Resume the LaTeX introduction to the DABC data acquisition framework after its final sentence, keeping the same markup and register.

**EXCERPT TO READ**
━━━━

[user/user-introduction.tex]
\label{user-introduction}
\lsection[About DABC]{user-introduction-about}{About \dabc\ }
%Here general philosophy, mabe take part of introduction manual
The Data Acquisition Backbone Core \dabc\ is a
Data Acquisition (DAQ) framework with modular components for dataflow on multiple nodes.
It provides a C++ runtime environment with all basic services, such as:
threads and event handling, memory management, command execution, 
configuration, logging and error handling.
User written DAQ applications can be run within this environment by
means of a plug-in mechanism.

\dabc\ contains a sub-framework with additional interfaces 
to set-up distributed event builder networks. As transport layers for such
networks, {\em tcp/ip} and {\em InfiniBand/verbs} are supported.

\dabc\ supports by default the data formats and readout connections of GSI's standard DAQ system \mbs\ (Multi Branch System). It may also write data files with the 
\mbs\ {\tt *.lmd} format, and it may emulate \mbs\ data server sockets, such as
{\em stream} or {\em transport} servers.

The \dabc\ control system features a finite state machine
logic and parameters for monitoring and  configuration.  The current implementation is based
on the DIM protocol \cite{DIM}, other implementations could replace this one.
A generic Java GUI is provided to operate this standard DIM control system.
This GUI may also control \mbs\ systems which support the DIM communication.
It is extendable by user written components. 

\section{Introduction}
The the following sections we give a short introduction to the
main components and terms of \dabc. 
\figpdf{dabc-flow}{Components and data flow.}{htb}{0}{1}
Figure \ref{fig:dabc-flow} should be helpful.

\subsection{Modules}
%\label{prog_overview_modules}
All processing code runs in module objects. 
There are two general types of modules: synchronous and asynchronus.

━━━━

**DATA SUPPLIED**

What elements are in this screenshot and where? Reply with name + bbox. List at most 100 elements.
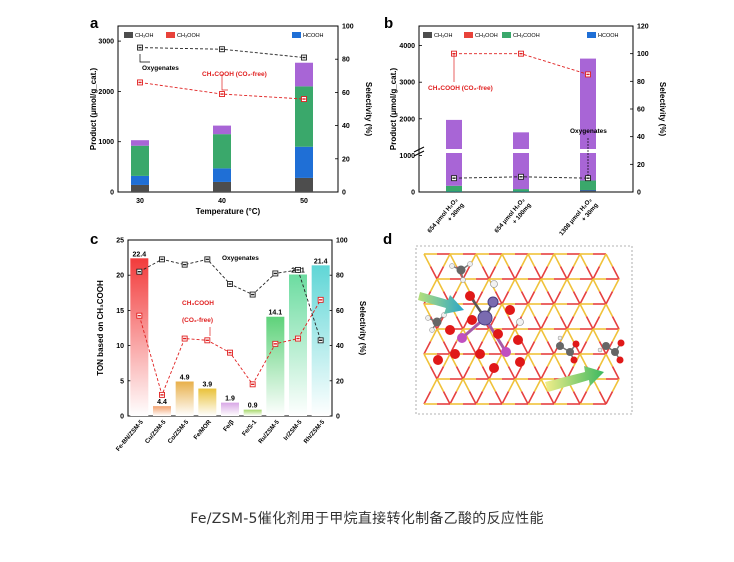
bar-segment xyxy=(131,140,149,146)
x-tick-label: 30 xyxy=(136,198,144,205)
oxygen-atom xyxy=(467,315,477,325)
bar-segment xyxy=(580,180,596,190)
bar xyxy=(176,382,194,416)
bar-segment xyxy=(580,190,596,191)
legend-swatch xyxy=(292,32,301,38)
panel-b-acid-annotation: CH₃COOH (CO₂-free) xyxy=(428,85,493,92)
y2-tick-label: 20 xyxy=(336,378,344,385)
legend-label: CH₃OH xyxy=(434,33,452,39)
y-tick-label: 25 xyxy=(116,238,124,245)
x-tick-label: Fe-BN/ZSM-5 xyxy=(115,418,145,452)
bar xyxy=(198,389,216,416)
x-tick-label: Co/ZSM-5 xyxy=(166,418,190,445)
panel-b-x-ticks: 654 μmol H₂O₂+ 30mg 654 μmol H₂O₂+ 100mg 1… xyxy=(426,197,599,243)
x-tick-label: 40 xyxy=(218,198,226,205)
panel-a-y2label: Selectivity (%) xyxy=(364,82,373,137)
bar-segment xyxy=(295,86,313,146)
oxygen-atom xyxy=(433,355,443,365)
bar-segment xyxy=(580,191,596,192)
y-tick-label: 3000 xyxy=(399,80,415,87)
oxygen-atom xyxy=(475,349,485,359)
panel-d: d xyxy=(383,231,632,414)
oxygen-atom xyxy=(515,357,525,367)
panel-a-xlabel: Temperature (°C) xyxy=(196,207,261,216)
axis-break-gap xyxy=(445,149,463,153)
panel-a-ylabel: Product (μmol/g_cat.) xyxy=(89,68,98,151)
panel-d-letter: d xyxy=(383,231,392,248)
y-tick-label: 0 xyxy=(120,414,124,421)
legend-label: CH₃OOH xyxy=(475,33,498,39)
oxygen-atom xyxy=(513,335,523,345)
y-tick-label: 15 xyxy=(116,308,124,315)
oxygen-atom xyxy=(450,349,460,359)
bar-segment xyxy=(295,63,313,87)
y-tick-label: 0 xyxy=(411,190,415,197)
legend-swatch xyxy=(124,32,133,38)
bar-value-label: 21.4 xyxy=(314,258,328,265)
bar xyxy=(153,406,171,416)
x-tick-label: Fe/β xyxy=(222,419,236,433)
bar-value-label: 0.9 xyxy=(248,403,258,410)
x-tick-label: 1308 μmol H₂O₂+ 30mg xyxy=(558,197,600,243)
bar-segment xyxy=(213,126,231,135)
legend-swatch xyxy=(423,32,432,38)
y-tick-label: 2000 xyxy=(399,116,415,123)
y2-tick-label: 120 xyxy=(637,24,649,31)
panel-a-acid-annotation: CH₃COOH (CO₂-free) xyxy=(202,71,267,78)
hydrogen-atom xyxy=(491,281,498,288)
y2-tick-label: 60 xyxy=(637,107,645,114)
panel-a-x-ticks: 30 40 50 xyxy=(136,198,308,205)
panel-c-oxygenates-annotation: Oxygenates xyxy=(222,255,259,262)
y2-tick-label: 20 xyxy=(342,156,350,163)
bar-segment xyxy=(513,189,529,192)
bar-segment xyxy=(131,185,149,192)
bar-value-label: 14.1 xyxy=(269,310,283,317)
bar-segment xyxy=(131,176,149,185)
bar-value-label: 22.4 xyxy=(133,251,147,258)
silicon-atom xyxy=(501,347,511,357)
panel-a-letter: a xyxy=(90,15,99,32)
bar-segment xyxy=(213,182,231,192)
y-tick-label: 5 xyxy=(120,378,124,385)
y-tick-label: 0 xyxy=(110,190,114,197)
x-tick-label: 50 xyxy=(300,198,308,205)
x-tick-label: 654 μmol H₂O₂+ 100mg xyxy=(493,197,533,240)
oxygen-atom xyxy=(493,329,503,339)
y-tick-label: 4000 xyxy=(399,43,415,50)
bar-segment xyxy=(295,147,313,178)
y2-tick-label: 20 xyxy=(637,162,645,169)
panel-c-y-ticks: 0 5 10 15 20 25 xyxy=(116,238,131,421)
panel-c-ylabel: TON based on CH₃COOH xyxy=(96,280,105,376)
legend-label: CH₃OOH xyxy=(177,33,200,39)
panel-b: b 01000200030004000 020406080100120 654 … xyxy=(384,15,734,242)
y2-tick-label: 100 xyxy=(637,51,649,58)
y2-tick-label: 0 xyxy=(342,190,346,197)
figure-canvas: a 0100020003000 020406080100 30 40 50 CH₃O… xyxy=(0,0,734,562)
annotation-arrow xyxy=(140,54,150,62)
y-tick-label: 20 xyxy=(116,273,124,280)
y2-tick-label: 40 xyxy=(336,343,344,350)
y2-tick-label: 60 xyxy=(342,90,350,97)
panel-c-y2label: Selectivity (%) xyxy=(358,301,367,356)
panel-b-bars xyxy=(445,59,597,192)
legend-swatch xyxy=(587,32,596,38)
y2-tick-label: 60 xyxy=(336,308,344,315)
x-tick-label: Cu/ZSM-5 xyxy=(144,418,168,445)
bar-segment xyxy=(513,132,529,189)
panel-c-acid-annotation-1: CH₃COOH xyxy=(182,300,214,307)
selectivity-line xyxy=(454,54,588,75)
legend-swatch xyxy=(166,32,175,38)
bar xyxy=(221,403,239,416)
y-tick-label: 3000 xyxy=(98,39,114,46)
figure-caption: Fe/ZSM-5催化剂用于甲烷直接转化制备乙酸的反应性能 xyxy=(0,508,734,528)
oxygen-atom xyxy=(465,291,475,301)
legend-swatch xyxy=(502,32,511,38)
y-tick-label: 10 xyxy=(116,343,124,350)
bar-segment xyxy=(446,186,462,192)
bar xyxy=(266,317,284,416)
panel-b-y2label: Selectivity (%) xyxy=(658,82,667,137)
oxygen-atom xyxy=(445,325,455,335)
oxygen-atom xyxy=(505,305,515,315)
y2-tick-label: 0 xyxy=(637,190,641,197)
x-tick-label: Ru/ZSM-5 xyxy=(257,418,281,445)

━━━━

**EXPECTED ANSWER**
A synchronous module may block for longer time waiting for data
and must therefore run in its own computing thread.
Asynchronous modules must never block. Therefore several of them
may run as a chain in one single thread.

\subsubsection{Synchronous module} 
Each synchronous module is executed by a 
dedicated working thread. The thread executes a
 method \func{MainLoop()} with arbitrary code, which may block 
the thread. In blocking calls of the framework (resource or 
port wait), optionally command callbacks may be executed 
implicitly.
A timeout may be set for all blocking calls; this can 
optionally throw an exception when the time is up. On timeout 
with exception, either the \func{MainLoop()} is left and the exception 
is then handled in the framework thread; or the \func{MainLoop()} itself 
catches and handles the exception. On state machine commands (e.g. 
\comm{Halt} or \comm{Suspend}, see Programmer Manual section \ref{prog_fsm}), 
the blocking calls are also left by exception, 
thus putting the mainloop thread into a stopped state.

\subsubsection{Asynchronous module}
 Several asynchronous modules may be run by a shared working thread. 
The thread processes an event queue and executes 
appropriate callback functions 
of the module that is the receiver of the event. Events are fired for data input 
or output, command execution, and if a requested resource (e.g. memory buffer) 
is available. \strong{The callback functions must never block the working thread}. 
Instead, the callback must return if further processing requires 
to wait for a requested resource. Therefore each callback function must check the 
available resources explicitly whenever it is entered.
           
\subsection{Commands}
\index{Core classes !dabc::Command}
A module may register \class{Command} objects and may define 
command actions by overwriting a virtual command callback method \func{ExecuteCommand}.

\subsection{Parameters}
A module may register \class{Parameter} \index{Core classes !dabc::Parameter} objects. 
Parameters are accessible by name; their values can be monitored and optionally changed by 
the controls system. Initial parameter values can be set from XML configuration files.   

\subsection{Manager}
The modules are organized and controlled by one manager object
which is persistent independent of the application's state.

The manager is an object manager that owns and keeps all 
registered basic objects into a folder structure.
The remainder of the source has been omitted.